_Work to do_
Reproduce every line of the listing as written, apart from the pictures.

_Data_
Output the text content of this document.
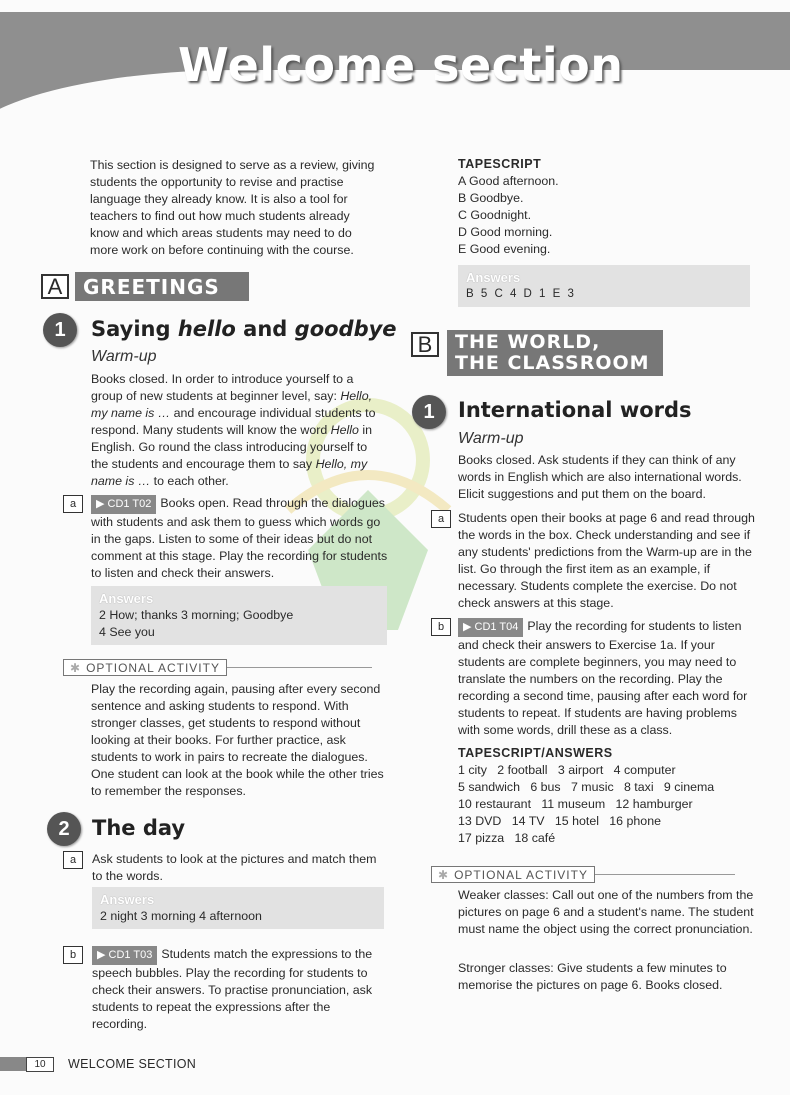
Welcome section
This section is designed to serve as a review, giving students the opportunity to revise and practise language they already know. It is also a tool for teachers to find out how much students already know and which areas students may need to do more work on before continuing with the course.
A	GREETINGS
1	Saying hello and goodbye
Warm-up
Books closed. In order to introduce yourself to a group of new students at beginner level, say: Hello, my name is … and encourage individual students to respond. Many students will know the word Hello in English. Go round the class introducing yourself to the students and encourage them to say Hello, my name is … to each other.
a	▶ CD1 T02 Books open. Read through the dialogues with students and ask them to guess which words go in the gaps. Listen to some of their ideas but do not comment at this stage. Play the recording for students to listen and check their answers.
Answers
2 How; thanks 3 morning; Goodbye
4 See you
✱ OPTIONAL ACTIVITY
Play the recording again, pausing after every second sentence and asking students to respond. With stronger classes, get students to respond without looking at their books. For further practice, ask students to work in pairs to recreate the dialogues. One student can look at the book while the other tries to remember the responses.
2	The day
a	Ask students to look at the pictures and match them to the words.
Answers
2 night 3 morning 4 afternoon
b	▶ CD1 T03 Students match the expressions to the speech bubbles. Play the recording for students to check their answers. To practise pronunciation, ask students to repeat the expressions after the recording.
TAPESCRIPT
A Good afternoon.
B Goodbye.
C Goodnight.
D Good morning.
E Good evening.
Answers
B 5 C 4 D 1 E 3
B	THE WORLD,
THE CLASSROOM
1	International words
Warm-up
Books closed. Ask students if they can think of any words in English which are also international words. Elicit suggestions and put them on the board.
a	Students open their books at page 6 and read through the words in the box. Check understanding and see if any students' predictions from the Warm-up are in the list. Go through the first item as an example, if necessary. Students complete the exercise. Do not check answers at this stage.
b	▶ CD1 T04 Play the recording for students to listen and check their answers to Exercise 1a. If your students are complete beginners, you may need to translate the numbers on the recording. Play the recording a second time, pausing after each word for students to repeat. If students are having problems with some words, drill these as a class.
TAPESCRIPT/ANSWERS
1 city   2 football   3 airport   4 computer
5 sandwich   6 bus   7 music   8 taxi   9 cinema
10 restaurant   11 museum   12 hamburger
13 DVD   14 TV   15 hotel   16 phone
17 pizza   18 café
✱ OPTIONAL ACTIVITY
Weaker classes: Call out one of the numbers from the pictures on page 6 and a student's name. The student must name the object using the correct pronunciation.
Stronger classes: Give students a few minutes to memorise the pictures on page 6. Books closed.
10	WELCOME SECTION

_Solution for this task_
Output the text content of this document.
Welcome section
This section is designed to serve as a review, giving students the opportunity to revise and practise language they already know. It is also a tool for teachers to find out how much students already know and which areas students may need to do more work on before continuing with the course.
A	GREETINGS
1	Saying hello and goodbye
Warm-up
Books closed. In order to introduce yourself to a group of new students at beginner level, say: Hello, my name is … and encourage individual students to respond. Many students will know the word Hello in English. Go round the class introducing yourself to the students and encourage them to say Hello, my name is … to each other.
a	▶ CD1 T02 Books open. Read through the dialogues with students and ask them to guess which words go in the gaps. Listen to some of their ideas but do not comment at this stage. Play the recording for students to listen and check their answers.
Answers
2 How; thanks 3 morning; Goodbye
4 See you
✱ OPTIONAL ACTIVITY
Play the recording again, pausing after every second sentence and asking students to respond. With stronger classes, get students to respond without looking at their books. For further practice, ask students to work in pairs to recreate the dialogues. One student can look at the book while the other tries to remember the responses.
2	The day
a	Ask students to look at the pictures and match them to the words.
Answers
2 night 3 morning 4 afternoon
b	▶ CD1 T03 Students match the expressions to the speech bubbles. Play the recording for students to check their answers. To practise pronunciation, ask students to repeat the expressions after the recording.
TAPESCRIPT
A Good afternoon.
B Goodbye.
C Goodnight.
D Good morning.
E Good evening.
Answers
B 5 C 4 D 1 E 3
B	THE WORLD,
THE CLASSROOM
1	International words
Warm-up
Books closed. Ask students if they can think of any words in English which are also international words. Elicit suggestions and put them on the board.
a	Students open their books at page 6 and read through the words in the box. Check understanding and see if any students' predictions from the Warm-up are in the list. Go through the first item as an example, if necessary. Students complete the exercise. Do not check answers at this stage.
b	▶ CD1 T04 Play the recording for students to listen and check their answers to Exercise 1a. If your students are complete beginners, you may need to translate the numbers on the recording. Play the recording a second time, pausing after each word for students to repeat. If students are having problems with some words, drill these as a class.
TAPESCRIPT/ANSWERS
1 city   2 football   3 airport   4 computer
5 sandwich   6 bus   7 music   8 taxi   9 cinema
10 restaurant   11 museum   12 hamburger
13 DVD   14 TV   15 hotel   16 phone
17 pizza   18 café
✱ OPTIONAL ACTIVITY
Weaker classes: Call out one of the numbers from the pictures on page 6 and a student's name. The student must name the object using the correct pronunciation.
Stronger classes: Give students a few minutes to memorise the pictures on page 6. Books closed.
10	WELCOME SECTION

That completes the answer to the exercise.